Currently several features are being worked on which are related to "event store management". The current version of Broadway's event store can't be queried for events of a certain type (the class of an event). Being able to do so would be nice, since it allows you to replay just certain events and let read model projectors process just a slice of all the events. Some people want to take this even further and want to be able to query for data inside stored events. This requires query/indexing capabilities within JSON blobs (event objects are always serialized to simple arrays, then persisted as JSON strings). This is impossible when using a MySQL database. But it was suggested that it might be possible if the events would be stored in a PostgreSQL database instead of a MySQL database like it currently is. The Broadway team itself is not fully convinced if querying the event store should be very convenient, but they imagine it can be useful in some high-performance environments.

Replaying events

Event stores are very powerful once they are combined with projectors. A projector can subscribe to domain events and produce read models based on what's changed in the write model. In general, each use case (a list of things, a detailed view of a thing, a list of the same things but this time just for administrators, etc.) requires a new read model projector as well as a new read model. The general recommendation by the Broadway team is to not always follow this advice blindly. If read model A has just one extra field compared to read model B, you might as well combine them and adjust the query a bit.

Information supplied ->
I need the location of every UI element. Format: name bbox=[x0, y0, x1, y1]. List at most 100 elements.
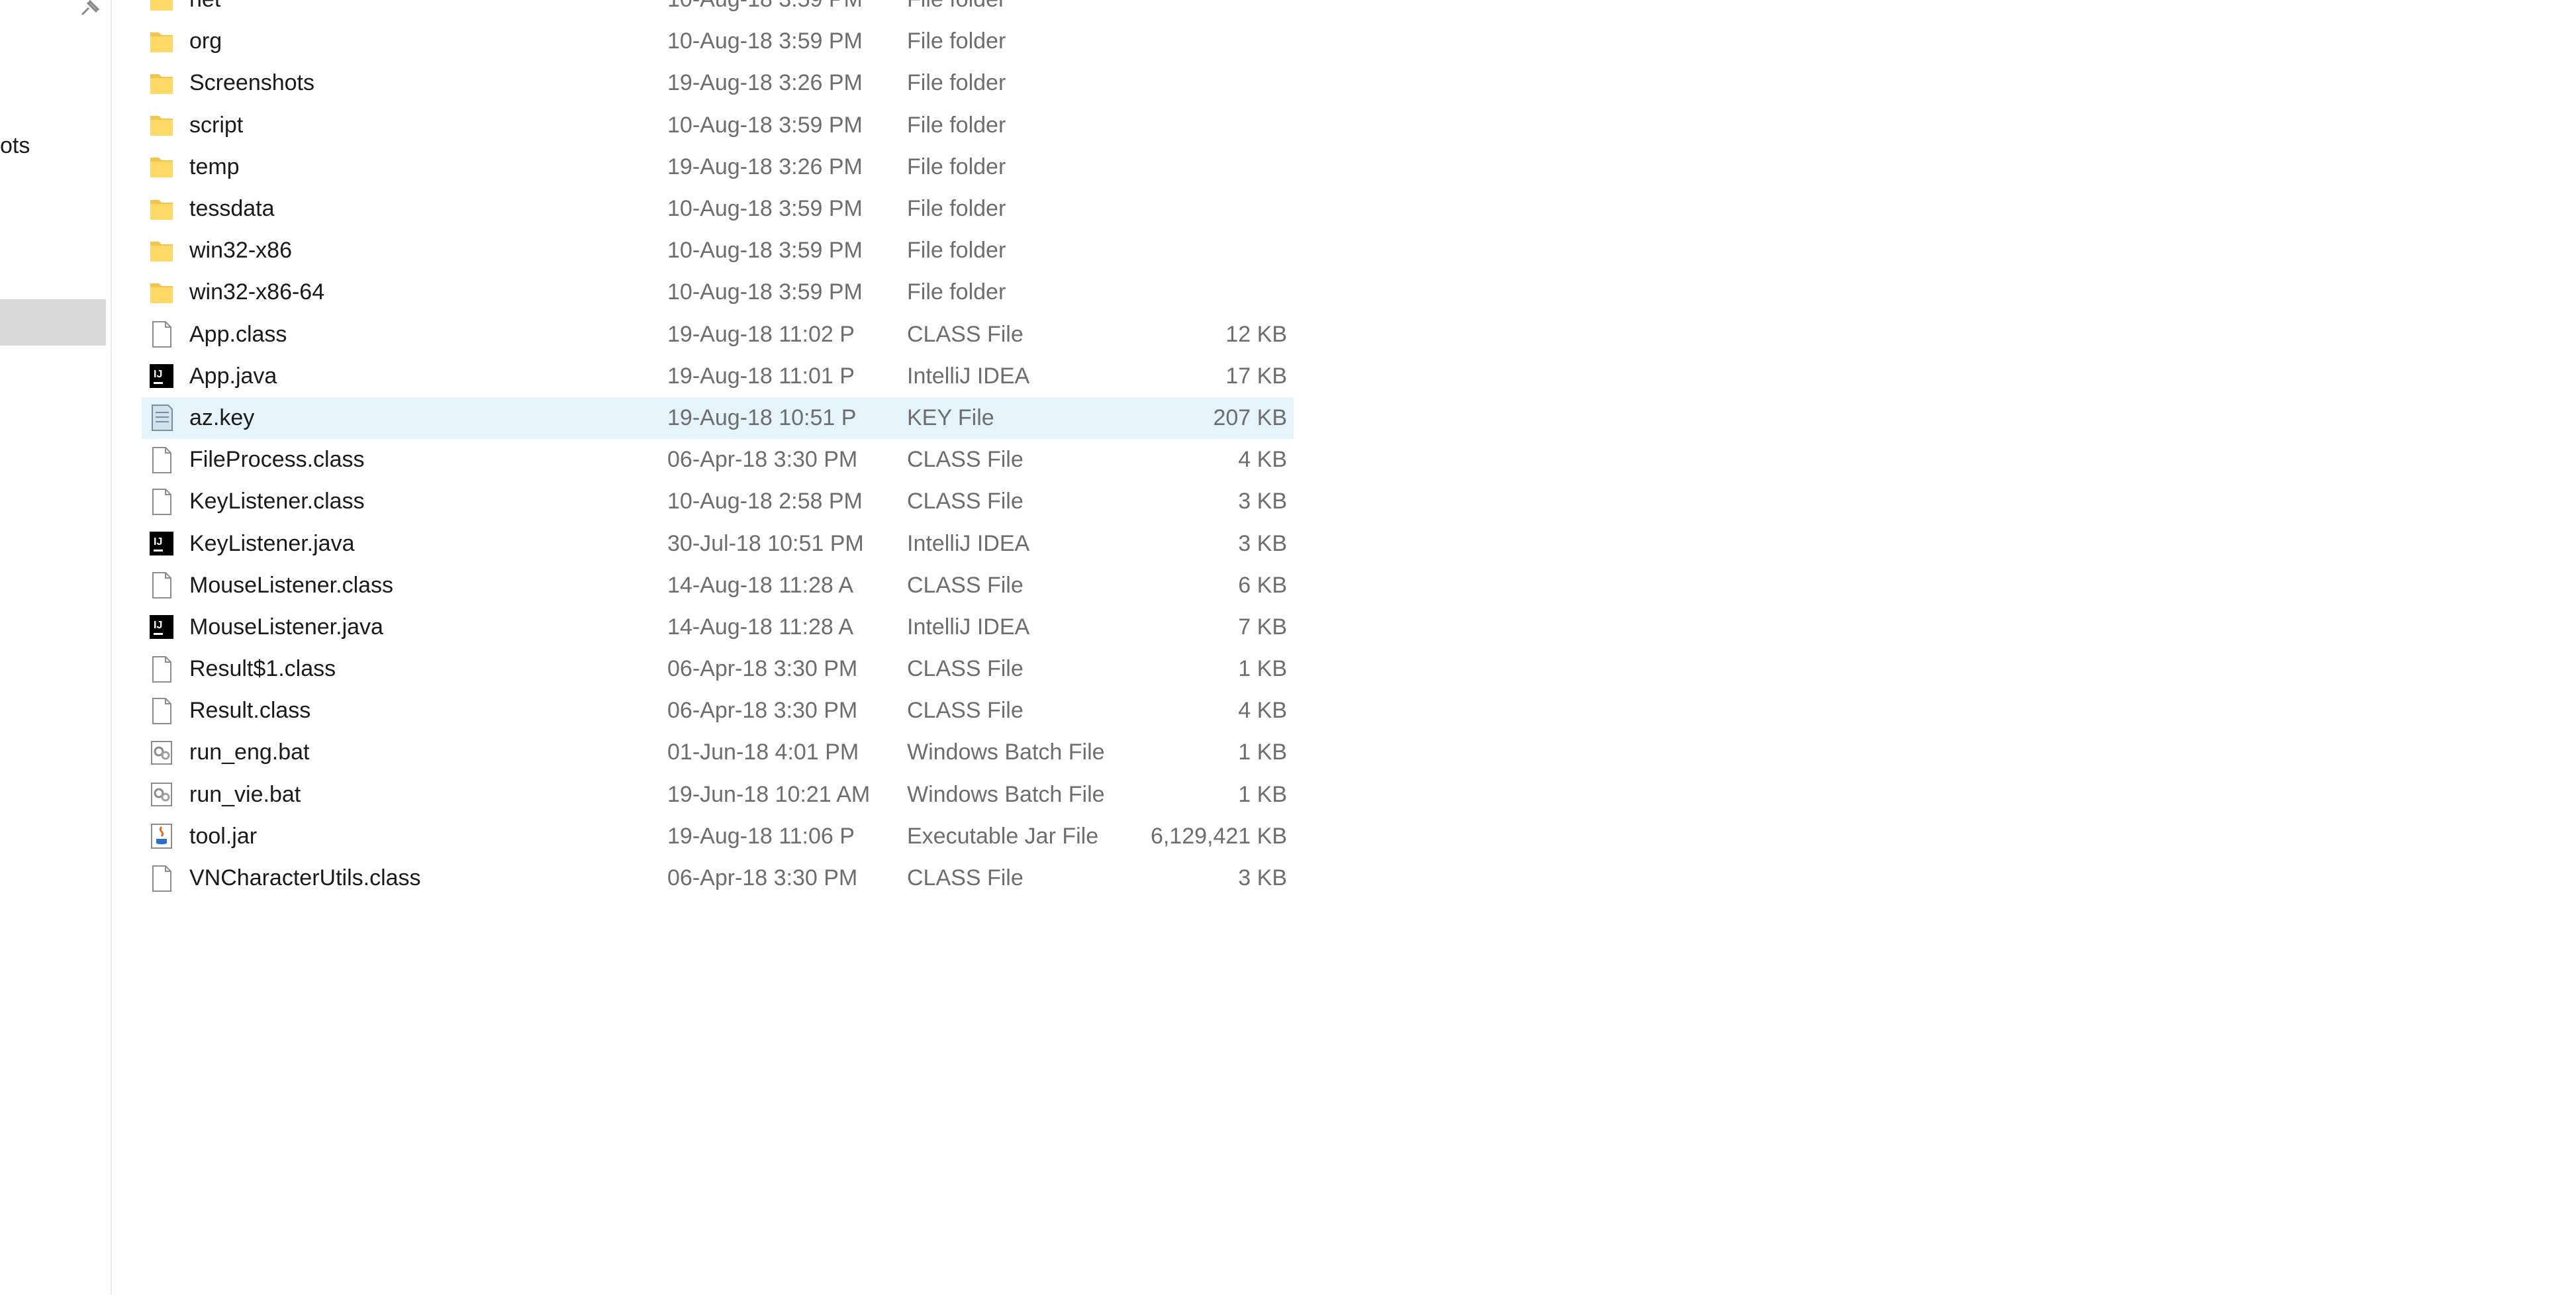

Set task -> In the excerpt on Broadway's event store, how are event objects handled before they are persisted? You won't need the lines for this.

Exercise result -> They are always serialized to simple arrays and then persisted as JSON strings.